> _EXERCISE TASK_: Omit the pictures, please, and give each record below again exactly.

> _PROVIDED ENTRIES_:
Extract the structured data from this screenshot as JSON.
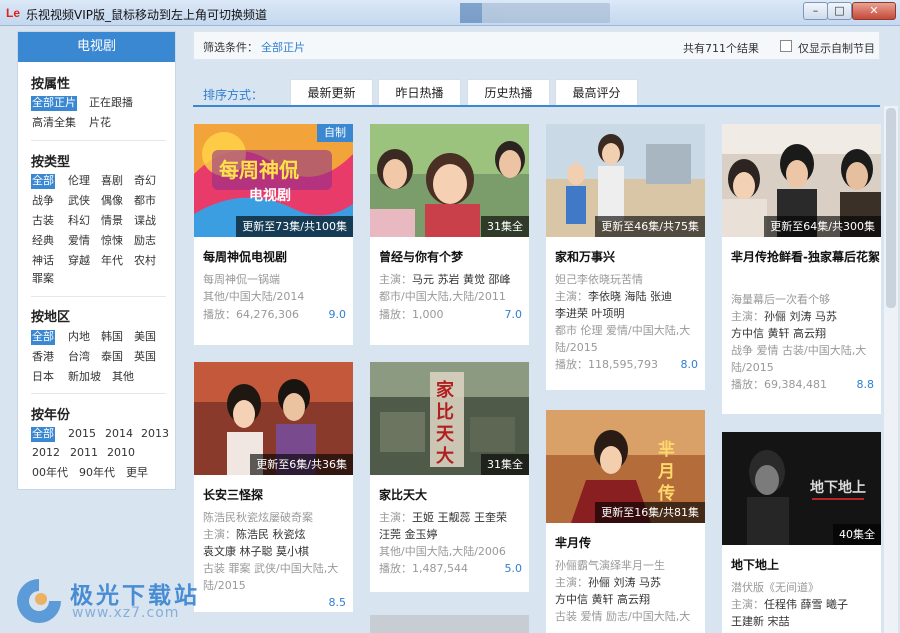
{
  "window": {
    "logo": "Le",
    "title": "乐视视频VIP版_鼠标移动到左上角可切换频道",
    "min_label": "–",
    "max_label": "□",
    "close_label": "✕"
  },
  "sidebar": {
    "header": "电视剧",
    "attr_title": "按属性",
    "attr": [
      "全部正片",
      "正在跟播",
      "高清全集",
      "片花"
    ],
    "type_title": "按类型",
    "types": [
      "全部",
      "伦理",
      "喜剧",
      "奇幻",
      "战争",
      "武侠",
      "偶像",
      "都市",
      "古装",
      "科幻",
      "情景",
      "谍战",
      "经典",
      "爱情",
      "惊悚",
      "励志",
      "神话",
      "穿越",
      "年代",
      "农村",
      "罪案"
    ],
    "region_title": "按地区",
    "regions": [
      "全部",
      "内地",
      "韩国",
      "美国",
      "香港",
      "台湾",
      "泰国",
      "英国",
      "日本",
      "新加坡",
      "其他"
    ],
    "year_title": "按年份",
    "years": [
      "全部",
      "2015",
      "2014",
      "2013",
      "2012",
      "2011",
      "2010",
      "00年代",
      "90年代",
      "更早"
    ]
  },
  "filter": {
    "label": "筛选条件：",
    "value": "全部正片",
    "total": "共有711个结果",
    "only_self_label": "仅显示自制节目"
  },
  "sort": {
    "label": "排序方式：",
    "tabs": [
      "最新更新",
      "昨日热播",
      "历史热播",
      "最高评分"
    ]
  },
  "cards": [
    {
      "title": "每周神侃电视剧",
      "badge": "更新至73集/共100集",
      "corner": "自制",
      "lines": [
        {
          "t": "plain",
          "v": "每周神侃一锅端"
        },
        {
          "t": "plain",
          "v": "其他/中国大陆/2014"
        }
      ],
      "plays_label": "播放：",
      "plays": "64,276,306",
      "rating": "9.0"
    },
    {
      "title": "曾经与你有个梦",
      "badge": "31集全",
      "lines": [
        {
          "t": "kv",
          "k": "主演：",
          "v": "马元 苏岩 黄觉 邵峰"
        },
        {
          "t": "plain",
          "v": "都市/中国大陆,大陆/2011"
        }
      ],
      "plays_label": "播放：",
      "plays": "1,000",
      "rating": "7.0"
    },
    {
      "title": "家和万事兴",
      "badge": "更新至46集/共75集",
      "lines": [
        {
          "t": "plain",
          "v": "妲己李依晓玩苦情"
        },
        {
          "t": "kv",
          "k": "主演：",
          "v": "李依晓 海陆 张迪"
        },
        {
          "t": "v",
          "v": "李进荣 叶项明"
        },
        {
          "t": "plain",
          "v": "都市 伦理 爱情/中国大陆,大"
        },
        {
          "t": "plain",
          "v": "陆/2015"
        }
      ],
      "plays_label": "播放：",
      "plays": "118,595,793",
      "rating": "8.0"
    },
    {
      "title": "芈月传抢鲜看-独家幕后花絮",
      "badge": "更新至64集/共300集",
      "lines": [
        {
          "t": "plain",
          "v": "海量幕后一次看个够"
        },
        {
          "t": "kv",
          "k": "主演：",
          "v": "孙俪 刘涛 马苏"
        },
        {
          "t": "v",
          "v": "方中信 黄轩 高云翔"
        },
        {
          "t": "plain",
          "v": "战争 爱情 古装/中国大陆,大"
        },
        {
          "t": "plain",
          "v": "陆/2015"
        }
      ],
      "plays_label": "播放：",
      "plays": "69,384,481",
      "rating": "8.8"
    },
    {
      "title": "长安三怪探",
      "badge": "更新至6集/共36集",
      "lines": [
        {
          "t": "plain",
          "v": "陈浩民秋瓷炫屡破奇案"
        },
        {
          "t": "kv",
          "k": "主演：",
          "v": "陈浩民 秋瓷炫"
        },
        {
          "t": "v",
          "v": "袁文康 林子聪 莫小棋"
        },
        {
          "t": "plain",
          "v": "古装 罪案 武侠/中国大陆,大"
        },
        {
          "t": "plain",
          "v": "陆/2015"
        }
      ],
      "rating": "8.5"
    },
    {
      "title": "家比天大",
      "badge": "31集全",
      "lines": [
        {
          "t": "kv",
          "k": "主演：",
          "v": "王姬 王靓蕊 王奎荣"
        },
        {
          "t": "v",
          "v": "汪莞 金玉婷"
        },
        {
          "t": "plain",
          "v": "其他/中国大陆,大陆/2006"
        }
      ],
      "plays_label": "播放：",
      "plays": "1,487,544",
      "rating": "5.0"
    },
    {
      "title": "芈月传",
      "badge": "更新至16集/共81集",
      "lines": [
        {
          "t": "plain",
          "v": "孙俪霸气演绎芈月一生"
        },
        {
          "t": "kv",
          "k": "主演：",
          "v": "孙俪 刘涛 马苏"
        },
        {
          "t": "v",
          "v": "方中信 黄轩 高云翔"
        },
        {
          "t": "plain",
          "v": "古装 爱情 励志/中国大陆,大"
        }
      ]
    },
    {
      "title": "地下地上",
      "badge": "40集全",
      "lines": [
        {
          "t": "plain",
          "v": "潜伏版《无间道》"
        },
        {
          "t": "kv",
          "k": "主演：",
          "v": "任程伟 薛雪 曦子"
        },
        {
          "t": "v",
          "v": "王建新 宋喆"
        }
      ]
    }
  ],
  "watermark": {
    "name": "极光下载站",
    "url": "www.xz7.com"
  },
  "colors": {
    "accent": "#3a87d2",
    "rating": "#2f7fd0"
  }
}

> _EXERCISE RESPONSE_:
Extract the structured data from this screenshot as JSON.
{
  "window": {
    "logo": "Le",
    "title": "乐视视频VIP版_鼠标移动到左上角可切换频道",
    "min_label": "–",
    "max_label": "□",
    "close_label": "✕"
  },
  "sidebar": {
    "header": "电视剧",
    "attr_title": "按属性",
    "attr": [
      "全部正片",
      "正在跟播",
      "高清全集",
      "片花"
    ],
    "type_title": "按类型",
    "types": [
      "全部",
      "伦理",
      "喜剧",
      "奇幻",
      "战争",
      "武侠",
      "偶像",
      "都市",
      "古装",
      "科幻",
      "情景",
      "谍战",
      "经典",
      "爱情",
      "惊悚",
      "励志",
      "神话",
      "穿越",
      "年代",
      "农村",
      "罪案"
    ],
    "region_title": "按地区",
    "regions": [
      "全部",
      "内地",
      "韩国",
      "美国",
      "香港",
      "台湾",
      "泰国",
      "英国",
      "日本",
      "新加坡",
      "其他"
    ],
    "year_title": "按年份",
    "years": [
      "全部",
      "2015",
      "2014",
      "2013",
      "2012",
      "2011",
      "2010",
      "00年代",
      "90年代",
      "更早"
    ]
  },
  "filter": {
    "label": "筛选条件：",
    "value": "全部正片",
    "total": "共有711个结果",
    "only_self_label": "仅显示自制节目"
  },
  "sort": {
    "label": "排序方式：",
    "tabs": [
      "最新更新",
      "昨日热播",
      "历史热播",
      "最高评分"
    ]
  },
  "cards": [
    {
      "title": "每周神侃电视剧",
      "badge": "更新至73集/共100集",
      "corner": "自制",
      "lines": [
        {
          "t": "plain",
          "v": "每周神侃一锅端"
        },
        {
          "t": "plain",
          "v": "其他/中国大陆/2014"
        }
      ],
      "plays_label": "播放：",
      "plays": "64,276,306",
      "rating": "9.0"
    },
    {
      "title": "曾经与你有个梦",
      "badge": "31集全",
      "lines": [
        {
          "t": "kv",
          "k": "主演：",
          "v": "马元 苏岩 黄觉 邵峰"
        },
        {
          "t": "plain",
          "v": "都市/中国大陆,大陆/2011"
        }
      ],
      "plays_label": "播放：",
      "plays": "1,000",
      "rating": "7.0"
    },
    {
      "title": "家和万事兴",
      "badge": "更新至46集/共75集",
      "lines": [
        {
          "t": "plain",
          "v": "妲己李依晓玩苦情"
        },
        {
          "t": "kv",
          "k": "主演：",
          "v": "李依晓 海陆 张迪"
        },
        {
          "t": "v",
          "v": "李进荣 叶项明"
        },
        {
          "t": "plain",
          "v": "都市 伦理 爱情/中国大陆,大"
        },
        {
          "t": "plain",
          "v": "陆/2015"
        }
      ],
      "plays_label": "播放：",
      "plays": "118,595,793",
      "rating": "8.0"
    },
    {
      "title": "芈月传抢鲜看-独家幕后花絮",
      "badge": "更新至64集/共300集",
      "lines": [
        {
          "t": "plain",
          "v": "海量幕后一次看个够"
        },
        {
          "t": "kv",
          "k": "主演：",
          "v": "孙俪 刘涛 马苏"
        },
        {
          "t": "v",
          "v": "方中信 黄轩 高云翔"
        },
        {
          "t": "plain",
          "v": "战争 爱情 古装/中国大陆,大"
        },
        {
          "t": "plain",
          "v": "陆/2015"
        }
      ],
      "plays_label": "播放：",
      "plays": "69,384,481",
      "rating": "8.8"
    },
    {
      "title": "长安三怪探",
      "badge": "更新至6集/共36集",
      "lines": [
        {
          "t": "plain",
          "v": "陈浩民秋瓷炫屡破奇案"
        },
        {
          "t": "kv",
          "k": "主演：",
          "v": "陈浩民 秋瓷炫"
        },
        {
          "t": "v",
          "v": "袁文康 林子聪 莫小棋"
        },
        {
          "t": "plain",
          "v": "古装 罪案 武侠/中国大陆,大"
        },
        {
          "t": "plain",
          "v": "陆/2015"
        }
      ],
      "rating": "8.5"
    },
    {
      "title": "家比天大",
      "badge": "31集全",
      "lines": [
        {
          "t": "kv",
          "k": "主演：",
          "v": "王姬 王靓蕊 王奎荣"
        },
        {
          "t": "v",
          "v": "汪莞 金玉婷"
        },
        {
          "t": "plain",
          "v": "其他/中国大陆,大陆/2006"
        }
      ],
      "plays_label": "播放：",
      "plays": "1,487,544",
      "rating": "5.0"
    },
    {
      "title": "芈月传",
      "badge": "更新至16集/共81集",
      "lines": [
        {
          "t": "plain",
          "v": "孙俪霸气演绎芈月一生"
        },
        {
          "t": "kv",
          "k": "主演：",
          "v": "孙俪 刘涛 马苏"
        },
        {
          "t": "v",
          "v": "方中信 黄轩 高云翔"
        },
        {
          "t": "plain",
          "v": "古装 爱情 励志/中国大陆,大"
        }
      ]
    },
    {
      "title": "地下地上",
      "badge": "40集全",
      "lines": [
        {
          "t": "plain",
          "v": "潜伏版《无间道》"
        },
        {
          "t": "kv",
          "k": "主演：",
          "v": "任程伟 薛雪 曦子"
        },
        {
          "t": "v",
          "v": "王建新 宋喆"
        }
      ]
    }
  ],
  "watermark": {
    "name": "极光下载站",
    "url": "www.xz7.com"
  },
  "colors": {
    "accent": "#3a87d2",
    "rating": "#2f7fd0"
  }
}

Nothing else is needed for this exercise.